Given problem ::
Word for word, restate every line of the material.

------------------------------------

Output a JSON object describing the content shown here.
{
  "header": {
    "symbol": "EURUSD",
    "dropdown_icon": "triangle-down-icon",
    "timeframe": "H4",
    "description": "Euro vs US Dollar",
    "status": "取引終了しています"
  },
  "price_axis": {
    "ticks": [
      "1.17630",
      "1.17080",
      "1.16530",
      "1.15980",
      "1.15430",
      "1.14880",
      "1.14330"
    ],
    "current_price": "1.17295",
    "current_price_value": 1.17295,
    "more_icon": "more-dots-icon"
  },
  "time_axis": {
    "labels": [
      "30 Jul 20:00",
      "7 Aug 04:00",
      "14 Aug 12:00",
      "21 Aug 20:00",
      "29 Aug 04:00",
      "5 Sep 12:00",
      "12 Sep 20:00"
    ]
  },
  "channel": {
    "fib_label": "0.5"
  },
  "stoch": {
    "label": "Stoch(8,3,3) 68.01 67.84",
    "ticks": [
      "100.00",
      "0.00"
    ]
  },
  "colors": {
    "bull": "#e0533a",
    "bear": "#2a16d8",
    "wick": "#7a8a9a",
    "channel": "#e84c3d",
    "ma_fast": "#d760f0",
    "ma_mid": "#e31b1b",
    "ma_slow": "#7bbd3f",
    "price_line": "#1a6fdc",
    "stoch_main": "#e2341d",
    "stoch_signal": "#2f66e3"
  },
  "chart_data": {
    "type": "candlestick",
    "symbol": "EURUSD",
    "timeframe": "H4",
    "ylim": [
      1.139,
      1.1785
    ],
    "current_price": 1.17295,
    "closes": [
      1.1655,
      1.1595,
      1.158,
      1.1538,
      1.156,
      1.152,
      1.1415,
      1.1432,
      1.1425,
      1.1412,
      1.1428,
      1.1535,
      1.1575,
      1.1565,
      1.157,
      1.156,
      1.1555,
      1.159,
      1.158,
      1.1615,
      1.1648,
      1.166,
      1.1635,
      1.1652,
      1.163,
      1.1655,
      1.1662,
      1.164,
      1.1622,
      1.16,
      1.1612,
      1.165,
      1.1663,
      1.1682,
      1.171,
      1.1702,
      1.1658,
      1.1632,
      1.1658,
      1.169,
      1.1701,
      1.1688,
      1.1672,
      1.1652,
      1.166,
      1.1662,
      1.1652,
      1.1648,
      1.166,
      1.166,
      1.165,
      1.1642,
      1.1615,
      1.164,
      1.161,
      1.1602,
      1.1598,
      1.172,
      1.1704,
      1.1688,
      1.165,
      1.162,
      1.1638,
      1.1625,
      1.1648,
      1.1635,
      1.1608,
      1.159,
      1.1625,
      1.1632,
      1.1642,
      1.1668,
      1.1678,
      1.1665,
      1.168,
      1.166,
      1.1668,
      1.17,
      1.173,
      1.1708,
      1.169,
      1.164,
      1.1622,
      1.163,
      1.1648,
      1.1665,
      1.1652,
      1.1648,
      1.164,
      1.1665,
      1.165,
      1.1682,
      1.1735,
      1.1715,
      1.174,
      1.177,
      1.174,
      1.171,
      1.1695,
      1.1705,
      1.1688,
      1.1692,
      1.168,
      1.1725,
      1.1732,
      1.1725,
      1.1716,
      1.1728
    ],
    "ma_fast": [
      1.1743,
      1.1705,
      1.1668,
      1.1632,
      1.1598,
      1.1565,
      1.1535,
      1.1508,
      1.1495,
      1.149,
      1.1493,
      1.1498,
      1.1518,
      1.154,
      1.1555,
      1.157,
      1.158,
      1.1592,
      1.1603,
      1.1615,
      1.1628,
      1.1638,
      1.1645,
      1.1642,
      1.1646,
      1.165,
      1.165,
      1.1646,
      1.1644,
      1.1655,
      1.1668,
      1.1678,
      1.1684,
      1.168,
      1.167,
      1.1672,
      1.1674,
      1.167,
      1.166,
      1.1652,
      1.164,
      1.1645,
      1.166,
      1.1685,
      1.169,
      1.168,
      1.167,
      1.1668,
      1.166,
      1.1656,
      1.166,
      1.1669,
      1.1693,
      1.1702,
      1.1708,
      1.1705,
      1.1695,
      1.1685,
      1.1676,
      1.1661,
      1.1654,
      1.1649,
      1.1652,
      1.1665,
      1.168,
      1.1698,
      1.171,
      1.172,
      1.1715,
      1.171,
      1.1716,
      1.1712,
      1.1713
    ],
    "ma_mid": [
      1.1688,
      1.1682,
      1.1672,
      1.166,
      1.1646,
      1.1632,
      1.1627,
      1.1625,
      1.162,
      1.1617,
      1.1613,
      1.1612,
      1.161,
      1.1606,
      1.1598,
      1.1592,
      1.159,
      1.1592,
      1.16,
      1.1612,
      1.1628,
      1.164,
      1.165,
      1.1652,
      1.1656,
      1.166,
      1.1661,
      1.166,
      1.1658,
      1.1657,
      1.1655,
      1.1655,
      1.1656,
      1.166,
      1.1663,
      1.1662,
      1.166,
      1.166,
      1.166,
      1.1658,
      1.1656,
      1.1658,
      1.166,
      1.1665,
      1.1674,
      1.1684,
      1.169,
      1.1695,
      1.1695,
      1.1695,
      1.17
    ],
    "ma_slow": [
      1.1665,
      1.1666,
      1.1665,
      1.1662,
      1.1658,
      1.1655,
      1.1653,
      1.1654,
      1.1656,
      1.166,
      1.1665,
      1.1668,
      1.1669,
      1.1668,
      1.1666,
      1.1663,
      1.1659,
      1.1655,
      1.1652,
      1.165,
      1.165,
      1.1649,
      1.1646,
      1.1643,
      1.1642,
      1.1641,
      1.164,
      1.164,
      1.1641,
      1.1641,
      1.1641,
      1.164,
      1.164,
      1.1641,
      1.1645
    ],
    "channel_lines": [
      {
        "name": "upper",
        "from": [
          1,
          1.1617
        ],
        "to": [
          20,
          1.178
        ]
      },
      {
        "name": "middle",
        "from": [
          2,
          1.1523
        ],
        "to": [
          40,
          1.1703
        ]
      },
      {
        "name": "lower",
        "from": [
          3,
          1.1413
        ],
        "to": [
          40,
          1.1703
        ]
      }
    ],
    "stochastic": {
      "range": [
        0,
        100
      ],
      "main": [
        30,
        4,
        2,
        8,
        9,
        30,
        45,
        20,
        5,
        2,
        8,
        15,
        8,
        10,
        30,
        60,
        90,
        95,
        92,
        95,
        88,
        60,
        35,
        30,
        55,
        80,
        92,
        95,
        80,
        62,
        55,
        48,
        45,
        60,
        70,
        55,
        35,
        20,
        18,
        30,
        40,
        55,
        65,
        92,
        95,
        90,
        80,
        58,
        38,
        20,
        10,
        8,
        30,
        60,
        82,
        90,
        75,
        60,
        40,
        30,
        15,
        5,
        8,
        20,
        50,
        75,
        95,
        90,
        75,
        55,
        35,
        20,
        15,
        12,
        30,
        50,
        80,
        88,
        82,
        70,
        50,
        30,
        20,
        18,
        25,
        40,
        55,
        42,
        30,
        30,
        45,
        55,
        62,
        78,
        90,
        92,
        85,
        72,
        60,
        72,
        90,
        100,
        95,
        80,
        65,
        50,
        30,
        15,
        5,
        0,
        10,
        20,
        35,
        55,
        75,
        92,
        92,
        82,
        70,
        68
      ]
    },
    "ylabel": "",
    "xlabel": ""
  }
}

------------------------------------

Exercise answer ::
Output a JSON object describing the content shown here.
{
  "header": {
    "symbol": "EURUSD",
    "dropdown_icon": "triangle-down-icon",
    "timeframe": "H4",
    "description": "Euro vs US Dollar",
    "status": "取引終了しています"
  },
  "price_axis": {
    "ticks": [
      "1.17630",
      "1.17080",
      "1.16530",
      "1.15980",
      "1.15430",
      "1.14880",
      "1.14330"
    ],
    "current_price": "1.17295",
    "current_price_value": 1.17295,
    "more_icon": "more-dots-icon"
  },
  "time_axis": {
    "labels": [
      "30 Jul 20:00",
      "7 Aug 04:00",
      "14 Aug 12:00",
      "21 Aug 20:00",
      "29 Aug 04:00",
      "5 Sep 12:00",
      "12 Sep 20:00"
    ]
  },
  "channel": {
    "fib_label": "0.5"
  },
  "stoch": {
    "label": "Stoch(8,3,3) 68.01 67.84",
    "ticks": [
      "100.00",
      "0.00"
    ]
  },
  "colors": {
    "bull": "#e0533a",
    "bear": "#2a16d8",
    "wick": "#7a8a9a",
    "channel": "#e84c3d",
    "ma_fast": "#d760f0",
    "ma_mid": "#e31b1b",
    "ma_slow": "#7bbd3f",
    "price_line": "#1a6fdc",
    "stoch_main": "#e2341d",
    "stoch_signal": "#2f66e3"
  },
  "chart_data": {
    "type": "candlestick",
    "symbol": "EURUSD",
    "timeframe": "H4",
    "ylim": [
      1.139,
      1.1785
    ],
    "current_price": 1.17295,
    "closes": [
      1.1655,
      1.1595,
      1.158,
      1.1538,
      1.156,
      1.152,
      1.1415,
      1.1432,
      1.1425,
      1.1412,
      1.1428,
      1.1535,
      1.1575,
      1.1565,
      1.157,
      1.156,
      1.1555,
      1.159,
      1.158,
      1.1615,
      1.1648,
      1.166,
      1.1635,
      1.1652,
      1.163,
      1.1655,
      1.1662,
      1.164,
      1.1622,
      1.16,
      1.1612,
      1.165,
      1.1663,
      1.1682,
      1.171,
      1.1702,
      1.1658,
      1.1632,
      1.1658,
      1.169,
      1.1701,
      1.1688,
      1.1672,
      1.1652,
      1.166,
      1.1662,
      1.1652,
      1.1648,
      1.166,
      1.166,
      1.165,
      1.1642,
      1.1615,
      1.164,
      1.161,
      1.1602,
      1.1598,
      1.172,
      1.1704,
      1.1688,
      1.165,
      1.162,
      1.1638,
      1.1625,
      1.1648,
      1.1635,
      1.1608,
      1.159,
      1.1625,
      1.1632,
      1.1642,
      1.1668,
      1.1678,
      1.1665,
      1.168,
      1.166,
      1.1668,
      1.17,
      1.173,
      1.1708,
      1.169,
      1.164,
      1.1622,
      1.163,
      1.1648,
      1.1665,
      1.1652,
      1.1648,
      1.164,
      1.1665,
      1.165,
      1.1682,
      1.1735,
      1.1715,
      1.174,
      1.177,
      1.174,
      1.171,
      1.1695,
      1.1705,
      1.1688,
      1.1692,
      1.168,
      1.1725,
      1.1732,
      1.1725,
      1.1716,
      1.1728
    ],
    "ma_fast": [
      1.1743,
      1.1705,
      1.1668,
      1.1632,
      1.1598,
      1.1565,
      1.1535,
      1.1508,
      1.1495,
      1.149,
      1.1493,
      1.1498,
      1.1518,
      1.154,
      1.1555,
      1.157,
      1.158,
      1.1592,
      1.1603,
      1.1615,
      1.1628,
      1.1638,
      1.1645,
      1.1642,
      1.1646,
      1.165,
      1.165,
      1.1646,
      1.1644,
      1.1655,
      1.1668,
      1.1678,
      1.1684,
      1.168,
      1.167,
      1.1672,
      1.1674,
      1.167,
      1.166,
      1.1652,
      1.164,
      1.1645,
      1.166,
      1.1685,
      1.169,
      1.168,
      1.167,
      1.1668,
      1.166,
      1.1656,
      1.166,
      1.1669,
      1.1693,
      1.1702,
      1.1708,
      1.1705,
      1.1695,
      1.1685,
      1.1676,
      1.1661,
      1.1654,
      1.1649,
      1.1652,
      1.1665,
      1.168,
      1.1698,
      1.171,
      1.172,
      1.1715,
      1.171,
      1.1716,
      1.1712,
      1.1713
    ],
    "ma_mid": [
      1.1688,
      1.1682,
      1.1672,
      1.166,
      1.1646,
      1.1632,
      1.1627,
      1.1625,
      1.162,
      1.1617,
      1.1613,
      1.1612,
      1.161,
      1.1606,
      1.1598,
      1.1592,
      1.159,
      1.1592,
      1.16,
      1.1612,
      1.1628,
      1.164,
      1.165,
      1.1652,
      1.1656,
      1.166,
      1.1661,
      1.166,
      1.1658,
      1.1657,
      1.1655,
      1.1655,
      1.1656,
      1.166,
      1.1663,
      1.1662,
      1.166,
      1.166,
      1.166,
      1.1658,
      1.1656,
      1.1658,
      1.166,
      1.1665,
      1.1674,
      1.1684,
      1.169,
      1.1695,
      1.1695,
      1.1695,
      1.17
    ],
    "ma_slow": [
      1.1665,
      1.1666,
      1.1665,
      1.1662,
      1.1658,
      1.1655,
      1.1653,
      1.1654,
      1.1656,
      1.166,
      1.1665,
      1.1668,
      1.1669,
      1.1668,
      1.1666,
      1.1663,
      1.1659,
      1.1655,
      1.1652,
      1.165,
      1.165,
      1.1649,
      1.1646,
      1.1643,
      1.1642,
      1.1641,
      1.164,
      1.164,
      1.1641,
      1.1641,
      1.1641,
      1.164,
      1.164,
      1.1641,
      1.1645
    ],
    "channel_lines": [
      {
        "name": "upper",
        "from": [
          1,
          1.1617
        ],
        "to": [
          20,
          1.178
        ]
      },
      {
        "name": "middle",
        "from": [
          2,
          1.1523
        ],
        "to": [
          40,
          1.1703
        ]
      },
      {
        "name": "lower",
        "from": [
          3,
          1.1413
        ],
        "to": [
          40,
          1.1703
        ]
      }
    ],
    "stochastic": {
      "range": [
        0,
        100
      ],
      "main": [
        30,
        4,
        2,
        8,
        9,
        30,
        45,
        20,
        5,
        2,
        8,
        15,
        8,
        10,
        30,
        60,
        90,
        95,
        92,
        95,
        88,
        60,
        35,
        30,
        55,
        80,
        92,
        95,
        80,
        62,
        55,
        48,
        45,
        60,
        70,
        55,
        35,
        20,
        18,
        30,
        40,
        55,
        65,
        92,
        95,
        90,
        80,
        58,
        38,
        20,
        10,
        8,
        30,
        60,
        82,
        90,
        75,
        60,
        40,
        30,
        15,
        5,
        8,
        20,
        50,
        75,
        95,
        90,
        75,
        55,
        35,
        20,
        15,
        12,
        30,
        50,
        80,
        88,
        82,
        70,
        50,
        30,
        20,
        18,
        25,
        40,
        55,
        42,
        30,
        30,
        45,
        55,
        62,
        78,
        90,
        92,
        85,
        72,
        60,
        72,
        90,
        100,
        95,
        80,
        65,
        50,
        30,
        15,
        5,
        0,
        10,
        20,
        35,
        55,
        75,
        92,
        92,
        82,
        70,
        68
      ]
    },
    "ylabel": "",
    "xlabel": ""
  }
}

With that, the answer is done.